--- Exercise instructions ---
Filter the entries below, keeping every line that has the word "Edge".

▼▼▼

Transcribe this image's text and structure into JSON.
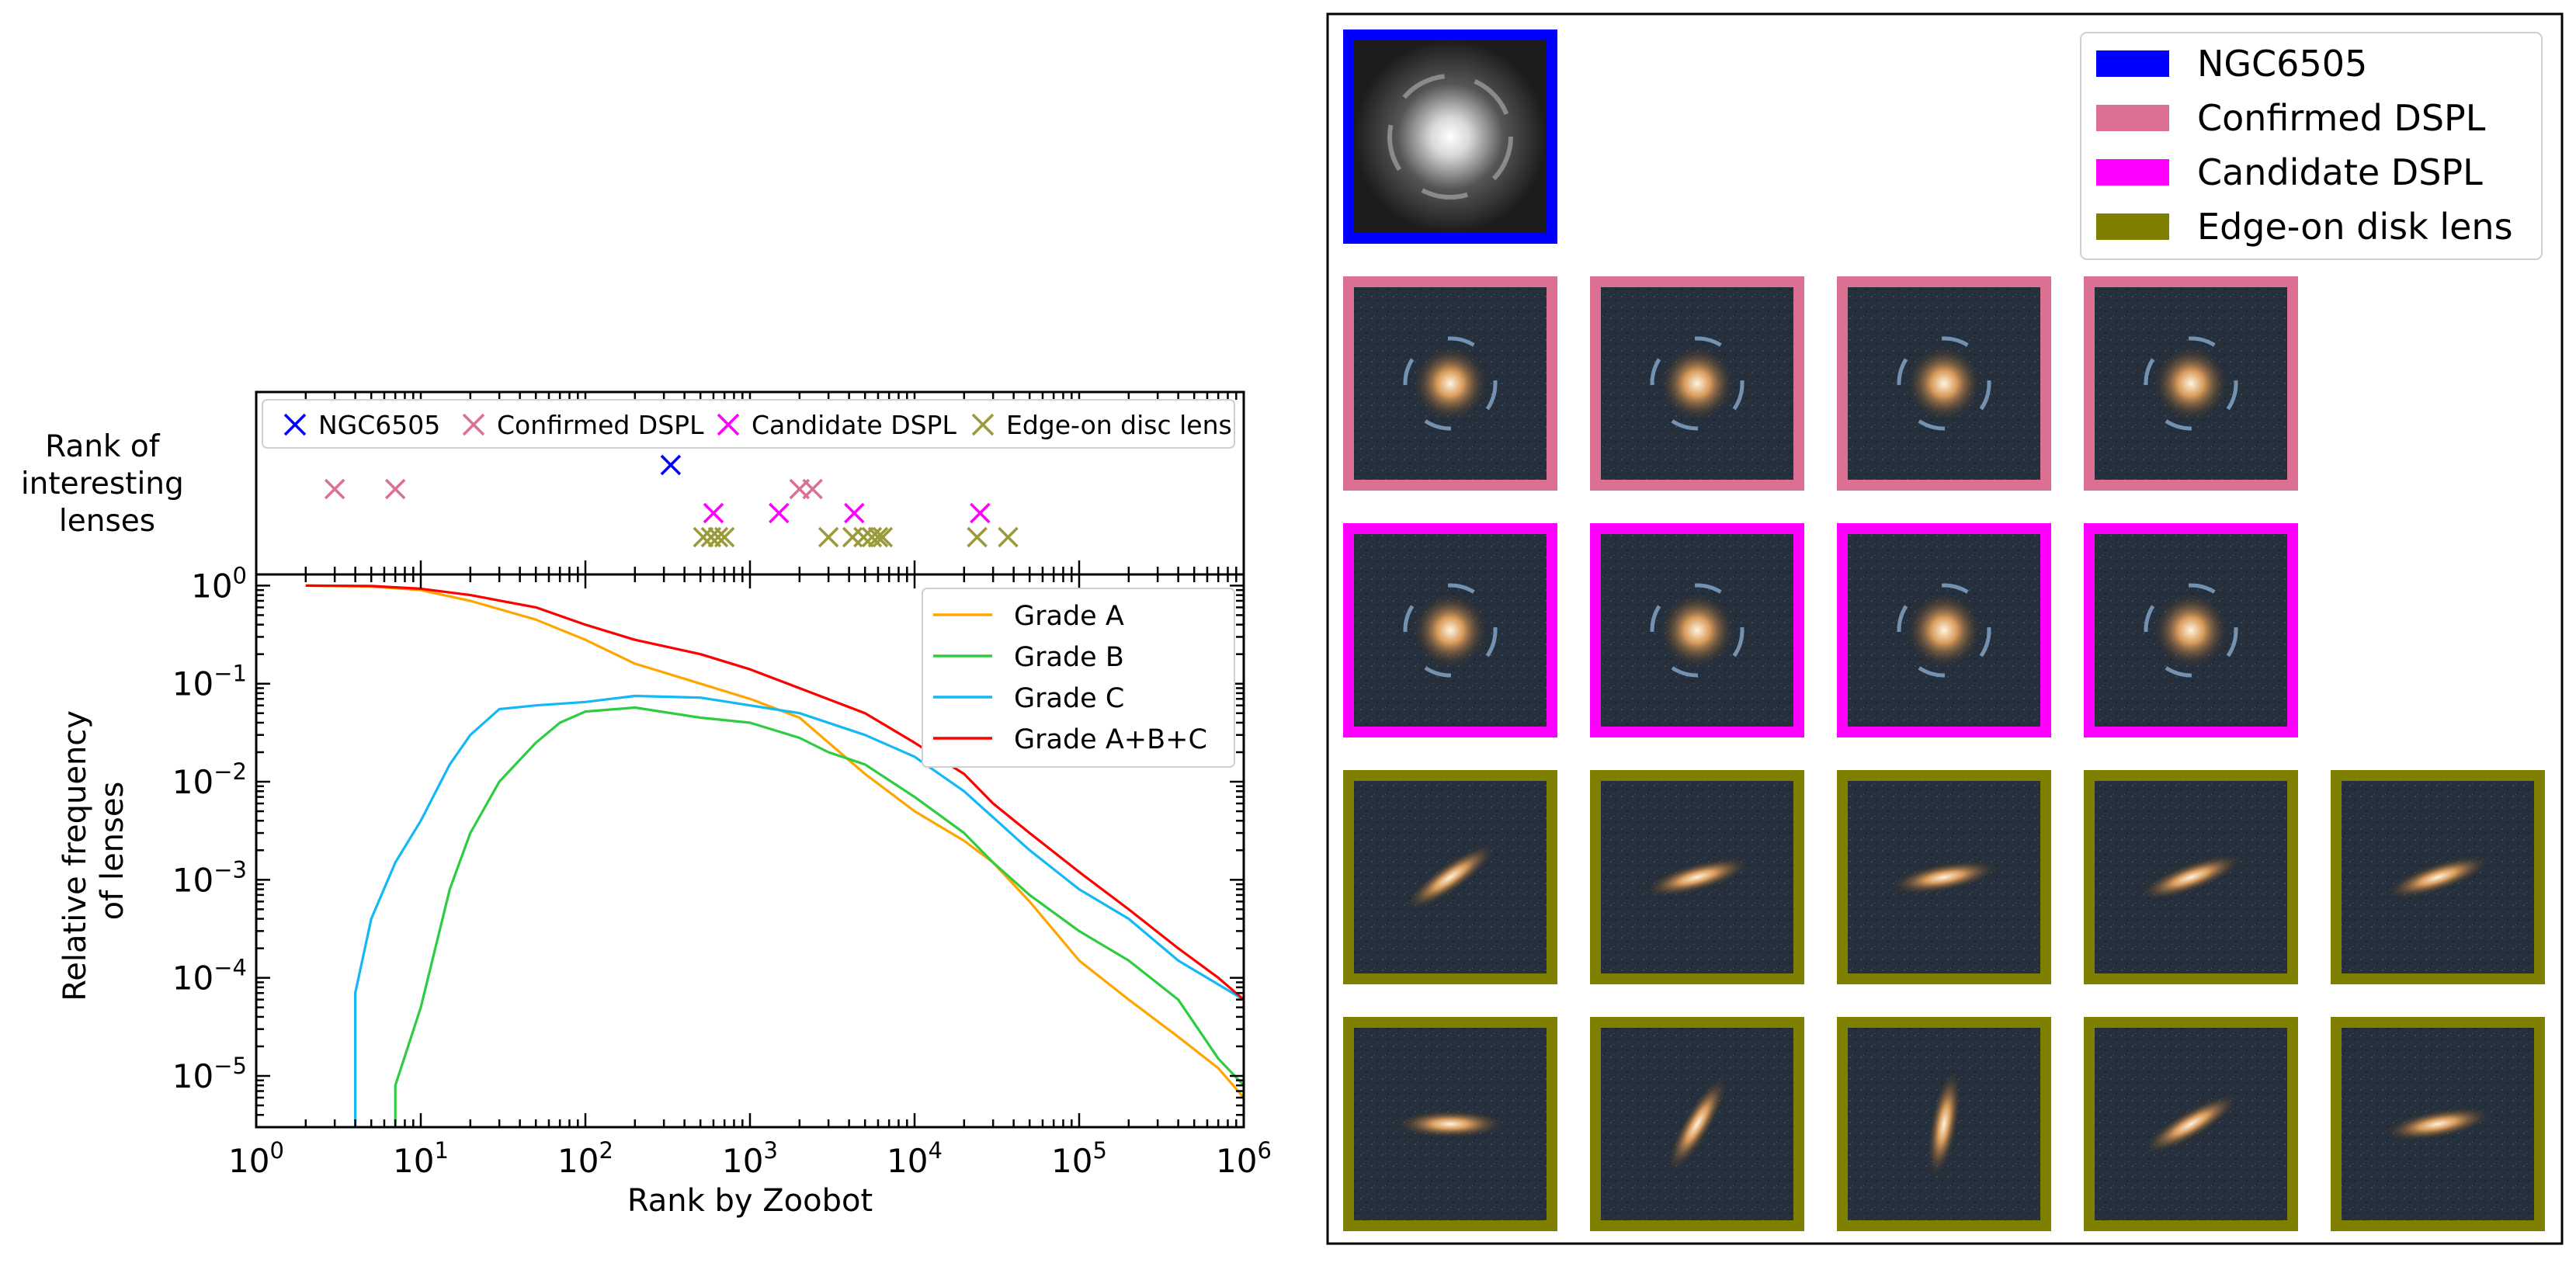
{
  "chart_data": [
    {
      "type": "scatter",
      "ylabel": "Rank of\ninteresting\nlenses",
      "xscale": "log",
      "xlim": [
        1,
        1000000
      ],
      "legend_position": "top",
      "series": [
        {
          "name": "NGC6505",
          "color": "#0000ff",
          "marker": "x",
          "row": 0,
          "x": [
            330
          ]
        },
        {
          "name": "Confirmed DSPL",
          "color": "#db7093",
          "marker": "x",
          "row": 1,
          "x": [
            3,
            7,
            2000,
            2400
          ]
        },
        {
          "name": "Candidate DSPL",
          "color": "#ff00ff",
          "marker": "x",
          "row": 2,
          "x": [
            600,
            1500,
            4300,
            25000
          ]
        },
        {
          "name": "Edge-on disc lens",
          "color": "#9a9a3a",
          "marker": "x",
          "row": 3,
          "x": [
            520,
            580,
            640,
            700,
            3000,
            4200,
            4900,
            5500,
            6000,
            6400,
            24000,
            37000
          ]
        }
      ]
    },
    {
      "type": "line",
      "xlabel": "Rank by Zoobot",
      "ylabel": "Relative frequency\nof lenses",
      "xscale": "log",
      "yscale": "log",
      "xlim": [
        1,
        1000000
      ],
      "ylim": [
        3e-06,
        1.3
      ],
      "x_ticks": [
        {
          "value": 1,
          "base": "10",
          "exp": "0"
        },
        {
          "value": 10,
          "base": "10",
          "exp": "1"
        },
        {
          "value": 100,
          "base": "10",
          "exp": "2"
        },
        {
          "value": 1000,
          "base": "10",
          "exp": "3"
        },
        {
          "value": 10000,
          "base": "10",
          "exp": "4"
        },
        {
          "value": 100000,
          "base": "10",
          "exp": "5"
        },
        {
          "value": 1000000,
          "base": "10",
          "exp": "6"
        }
      ],
      "y_ticks": [
        {
          "value": 1,
          "base": "10",
          "exp": "0"
        },
        {
          "value": 0.1,
          "base": "10",
          "exp": "−1"
        },
        {
          "value": 0.01,
          "base": "10",
          "exp": "−2"
        },
        {
          "value": 0.001,
          "base": "10",
          "exp": "−3"
        },
        {
          "value": 0.0001,
          "base": "10",
          "exp": "−4"
        },
        {
          "value": 1e-05,
          "base": "10",
          "exp": "−5"
        }
      ],
      "legend_position": "top-right",
      "grid": false,
      "series": [
        {
          "name": "Grade A",
          "color": "#ffa500",
          "points": [
            [
              2,
              1
            ],
            [
              5,
              0.98
            ],
            [
              10,
              0.9
            ],
            [
              20,
              0.7
            ],
            [
              50,
              0.45
            ],
            [
              100,
              0.28
            ],
            [
              200,
              0.16
            ],
            [
              500,
              0.1
            ],
            [
              1000,
              0.07
            ],
            [
              2000,
              0.045
            ],
            [
              5000,
              0.012
            ],
            [
              10000,
              0.005
            ],
            [
              20000,
              0.0025
            ],
            [
              30000,
              0.0015
            ],
            [
              50000,
              0.0006
            ],
            [
              100000,
              0.00015
            ],
            [
              200000,
              6e-05
            ],
            [
              400000,
              2.5e-05
            ],
            [
              700000,
              1.2e-05
            ],
            [
              1000000,
              6e-06
            ]
          ]
        },
        {
          "name": "Grade B",
          "color": "#2ecc40",
          "points": [
            [
              7,
              3e-06
            ],
            [
              7,
              8e-06
            ],
            [
              10,
              5e-05
            ],
            [
              15,
              0.0008
            ],
            [
              20,
              0.003
            ],
            [
              30,
              0.01
            ],
            [
              50,
              0.025
            ],
            [
              70,
              0.04
            ],
            [
              100,
              0.052
            ],
            [
              200,
              0.057
            ],
            [
              500,
              0.045
            ],
            [
              1000,
              0.04
            ],
            [
              2000,
              0.028
            ],
            [
              3000,
              0.02
            ],
            [
              5000,
              0.015
            ],
            [
              10000,
              0.007
            ],
            [
              20000,
              0.003
            ],
            [
              30000,
              0.0015
            ],
            [
              50000,
              0.0007
            ],
            [
              100000,
              0.0003
            ],
            [
              200000,
              0.00015
            ],
            [
              400000,
              6e-05
            ],
            [
              700000,
              1.5e-05
            ],
            [
              1000000,
              8e-06
            ]
          ]
        },
        {
          "name": "Grade C",
          "color": "#13b8f5",
          "points": [
            [
              4,
              3e-06
            ],
            [
              4,
              7e-05
            ],
            [
              5,
              0.0004
            ],
            [
              7,
              0.0015
            ],
            [
              10,
              0.004
            ],
            [
              15,
              0.015
            ],
            [
              20,
              0.03
            ],
            [
              30,
              0.055
            ],
            [
              50,
              0.06
            ],
            [
              100,
              0.065
            ],
            [
              200,
              0.075
            ],
            [
              500,
              0.072
            ],
            [
              1000,
              0.06
            ],
            [
              2000,
              0.05
            ],
            [
              5000,
              0.03
            ],
            [
              10000,
              0.018
            ],
            [
              20000,
              0.008
            ],
            [
              50000,
              0.002
            ],
            [
              100000,
              0.0008
            ],
            [
              200000,
              0.0004
            ],
            [
              400000,
              0.00015
            ],
            [
              1000000,
              6e-05
            ]
          ]
        },
        {
          "name": "Grade A+B+C",
          "color": "#ff0000",
          "points": [
            [
              2,
              1
            ],
            [
              5,
              0.99
            ],
            [
              10,
              0.93
            ],
            [
              20,
              0.8
            ],
            [
              50,
              0.6
            ],
            [
              100,
              0.4
            ],
            [
              200,
              0.28
            ],
            [
              500,
              0.2
            ],
            [
              1000,
              0.14
            ],
            [
              2000,
              0.09
            ],
            [
              5000,
              0.05
            ],
            [
              10000,
              0.025
            ],
            [
              20000,
              0.012
            ],
            [
              30000,
              0.006
            ],
            [
              50000,
              0.003
            ],
            [
              100000,
              0.0012
            ],
            [
              200000,
              0.0005
            ],
            [
              400000,
              0.0002
            ],
            [
              700000,
              0.0001
            ],
            [
              1000000,
              6e-05
            ]
          ]
        }
      ]
    },
    {
      "type": "image-grid",
      "legend_position": "top-right",
      "legend": [
        {
          "name": "NGC6505",
          "color": "#0000ff"
        },
        {
          "name": "Confirmed DSPL",
          "color": "#db7093"
        },
        {
          "name": "Candidate DSPL",
          "color": "#ff00ff"
        },
        {
          "name": "Edge-on disk lens",
          "color": "#808000"
        }
      ],
      "rows": [
        {
          "category": "NGC6505",
          "count": 1
        },
        {
          "category": "Confirmed DSPL",
          "count": 4
        },
        {
          "category": "Candidate DSPL",
          "count": 4
        },
        {
          "category": "Edge-on disk lens",
          "count": 5
        },
        {
          "category": "Edge-on disk lens",
          "count": 5
        }
      ]
    }
  ]
}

▲▲▲

--- Exercise response ---
          "name": "Edge-on disc lens",
          "name": "Edge-on disk lens",
          "category": "Edge-on disk lens",
          "category": "Edge-on disk lens",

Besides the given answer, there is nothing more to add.